- **TASK**: Total the lines of the listing below that hold the word "marker". Output nothing except that number.
==================================================
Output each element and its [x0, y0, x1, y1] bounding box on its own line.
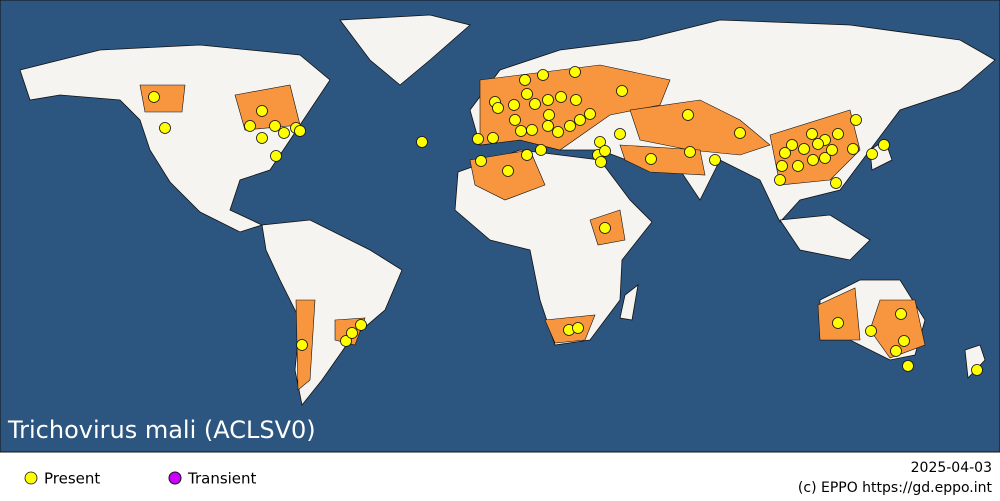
present-point	[521, 149, 533, 161]
present-point	[709, 154, 721, 166]
present-point	[614, 128, 626, 140]
present-point	[865, 325, 877, 337]
legend-present-marker	[24, 471, 38, 485]
present-point	[595, 156, 607, 168]
present-point	[416, 136, 428, 148]
present-point	[515, 125, 527, 137]
present-point	[529, 98, 541, 110]
present-point	[684, 146, 696, 158]
present-point	[779, 147, 791, 159]
present-point	[159, 122, 171, 134]
present-point	[296, 339, 308, 351]
present-point	[895, 308, 907, 320]
present-point	[807, 154, 819, 166]
credit: (c) EPPO https://gd.eppo.int	[798, 480, 993, 496]
present-point	[599, 222, 611, 234]
present-point	[850, 114, 862, 126]
present-point	[645, 153, 657, 165]
present-point	[148, 91, 160, 103]
present-point	[270, 150, 282, 162]
present-point	[570, 94, 582, 106]
map-title: Trichovirus mali (ACLSV0)	[7, 416, 316, 444]
present-point	[509, 114, 521, 126]
present-point	[543, 109, 555, 121]
present-point	[830, 177, 842, 189]
present-point	[244, 120, 256, 132]
present-point	[492, 102, 504, 114]
present-point	[826, 144, 838, 156]
date: 2025-04-03	[911, 460, 992, 476]
present-point	[256, 105, 268, 117]
present-point	[786, 139, 798, 151]
legend: Present Transient	[24, 470, 257, 488]
legend-label: Present	[44, 470, 100, 488]
present-point	[535, 144, 547, 156]
present-point	[898, 335, 910, 347]
present-point	[616, 85, 628, 97]
present-point	[294, 125, 306, 137]
present-point	[902, 360, 914, 372]
legend-label: Transient	[187, 470, 257, 488]
present-point	[256, 132, 268, 144]
present-point	[682, 109, 694, 121]
present-point	[847, 143, 859, 155]
present-point	[526, 124, 538, 136]
present-point	[832, 128, 844, 140]
present-point	[792, 160, 804, 172]
present-point	[866, 148, 878, 160]
present-point	[346, 327, 358, 339]
present-point	[519, 74, 531, 86]
present-point	[487, 132, 499, 144]
present-point	[776, 160, 788, 172]
present-point	[475, 155, 487, 167]
present-point	[569, 66, 581, 78]
present-point	[774, 174, 786, 186]
present-point	[574, 114, 586, 126]
present-point	[734, 127, 746, 139]
present-point	[594, 136, 606, 148]
present-point	[584, 108, 596, 120]
present-point	[555, 91, 567, 103]
present-points	[148, 66, 983, 376]
present-point	[521, 88, 533, 100]
present-point	[542, 120, 554, 132]
present-point	[819, 152, 831, 164]
present-point	[812, 138, 824, 150]
present-point	[355, 319, 367, 331]
present-point	[878, 139, 890, 151]
present-point	[564, 120, 576, 132]
legend-transient-marker	[168, 471, 182, 485]
present-point	[472, 133, 484, 145]
present-point	[269, 120, 281, 132]
present-point	[552, 126, 564, 138]
present-point	[798, 143, 810, 155]
present-point	[278, 127, 290, 139]
present-point	[890, 345, 902, 357]
present-point	[572, 322, 584, 334]
present-point	[537, 69, 549, 81]
present-point	[971, 364, 983, 376]
present-point	[806, 128, 818, 140]
present-point	[832, 317, 844, 329]
present-point	[508, 99, 520, 111]
present-point	[542, 94, 554, 106]
present-point	[502, 165, 514, 177]
present-point	[599, 145, 611, 157]
present-point	[340, 335, 352, 347]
==================================================
- **OUTPUT OF THE EXERCISE**: 2